If the Bucket owner wants to grant permission to the Object which does not belong to it to another AWS account it cannot do it through cross-account permissions and need to define an IAM role which can be assumed by the AWS account to gain access

AWS Certification Exam Practice Questions

Questions are collected from Internet and the answers are marked as per my knowledge and understanding (which might differ with yours).

AWS services are updated everyday and both the answers and questions might be outdated soon, so research accordingly.

AWS exam questions are not updated to keep up the pace with AWS updates, so even if the underlying feature has changed the question might not be updated

Open to further feedback, discussion and correction.

Which features can be used to restrict access to data in S3? Choose 2 answers
1. Set an S3 ACL on the bucket or the object.
2. Create a CloudFront distribution for the bucket.
3. Set an S3 bucket policy.
4. Enable IAM Identity Federation
5. Use S3 Virtual Hosting
Which method can be used to prevent an IP address block from accessing public objects in an S3 bucket?
1. Create a bucket policy and apply it to the bucket
2. Create a NACL and attach it to the VPC of the bucket
3. Create an ACL and apply it to all objects in the bucket
4. Modify the IAM policies of any users that would access the bucket
A user has granted read/write permission of his S3 bucket using ACL. Which of the below mentioned options is a valid ID to grant permission to other AWS accounts (grantee. using ACL?
1. IAM User ID
2. S3 Secure ID
3. Access ID
4. Canonical user ID
A root account owner has given full access of his S3 bucket to one of the IAM users using the bucket ACL. When the IAM user logs in to the S3 console, which actions can he perform?

Work to complete: Can you repeat, word for word, the part of the S3 practice excerpt starting with "Open to further" and going on through "(grantee. using ACL?"? None of the rows below is needed.

Given records:
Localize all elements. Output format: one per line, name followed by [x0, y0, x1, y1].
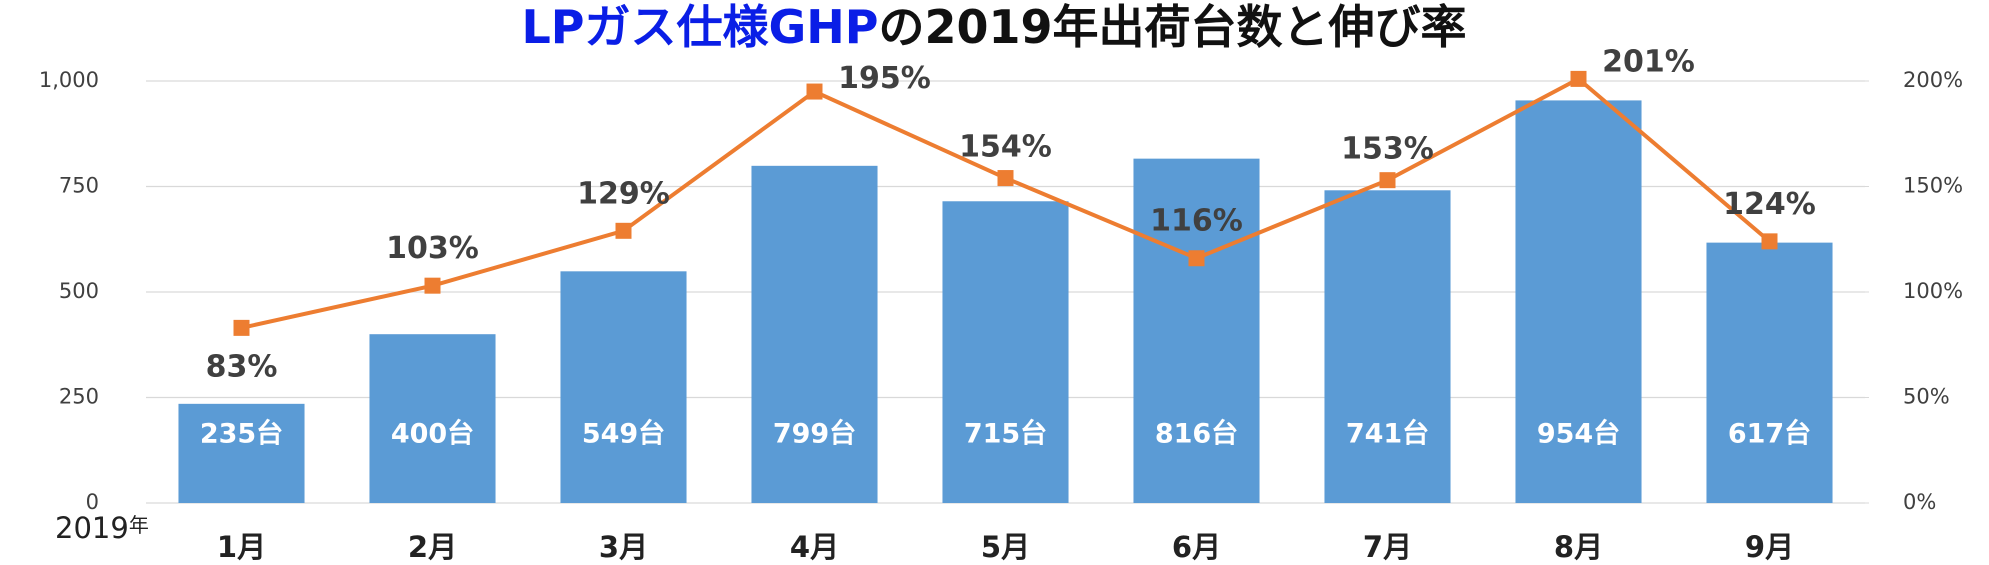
...
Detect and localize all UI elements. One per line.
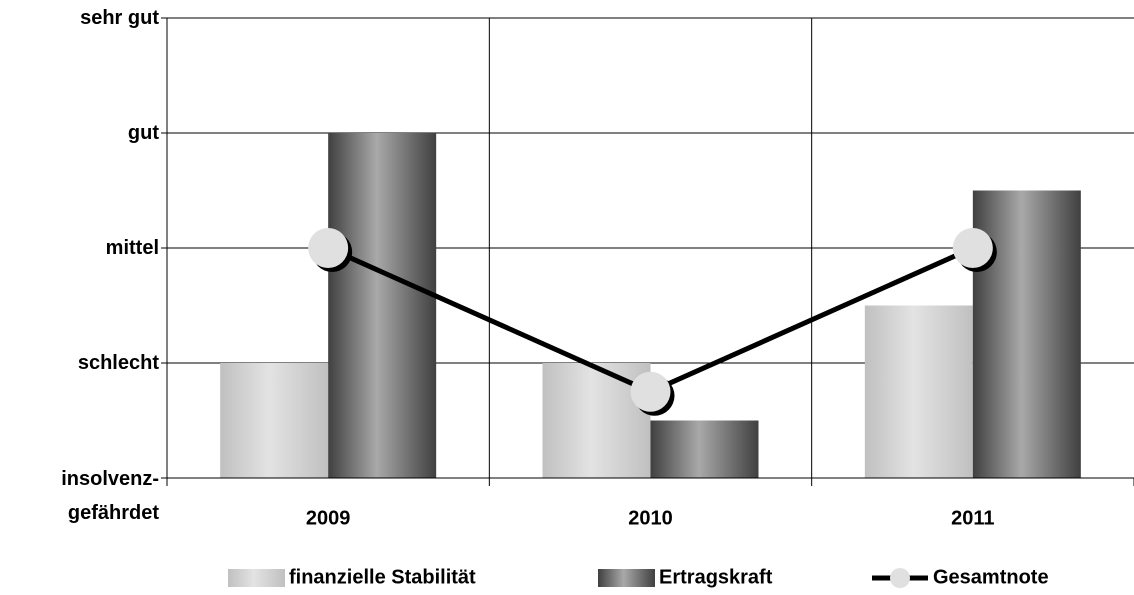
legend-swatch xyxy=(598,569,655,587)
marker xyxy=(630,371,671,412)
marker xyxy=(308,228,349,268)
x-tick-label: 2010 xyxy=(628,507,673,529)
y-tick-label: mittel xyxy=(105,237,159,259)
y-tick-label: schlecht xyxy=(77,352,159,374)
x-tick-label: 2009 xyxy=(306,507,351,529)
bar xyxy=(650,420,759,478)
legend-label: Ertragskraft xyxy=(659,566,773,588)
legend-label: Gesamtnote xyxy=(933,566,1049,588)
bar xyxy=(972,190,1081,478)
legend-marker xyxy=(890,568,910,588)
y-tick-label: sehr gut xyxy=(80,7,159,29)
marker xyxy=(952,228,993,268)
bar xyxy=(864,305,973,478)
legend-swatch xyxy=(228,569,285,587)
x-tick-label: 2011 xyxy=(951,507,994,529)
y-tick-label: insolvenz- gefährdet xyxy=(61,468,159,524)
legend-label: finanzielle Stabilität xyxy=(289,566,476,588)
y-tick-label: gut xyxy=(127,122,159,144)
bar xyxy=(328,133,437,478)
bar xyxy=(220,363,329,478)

Exercise output:
Open to further feedback, discussion and correction.

Which features can be used to restrict access to data in S3? Choose 2 answers
1. Set an S3 ACL on the bucket or the object.
2. Create a CloudFront distribution for the bucket.
3. Set an S3 bucket policy.
4. Enable IAM Identity Federation
5. Use S3 Virtual Hosting
Which method can be used to prevent an IP address block from accessing public objects in an S3 bucket?
1. Create a bucket policy and apply it to the bucket
2. Create a NACL and attach it to the VPC of the bucket
3. Create an ACL and apply it to all objects in the bucket
4. Modify the IAM policies of any users that would access the bucket
A user has granted read/write permission of his S3 bucket using ACL. Which of the below mentioned options is a valid ID to grant permission to other AWS accounts (grantee. using ACL?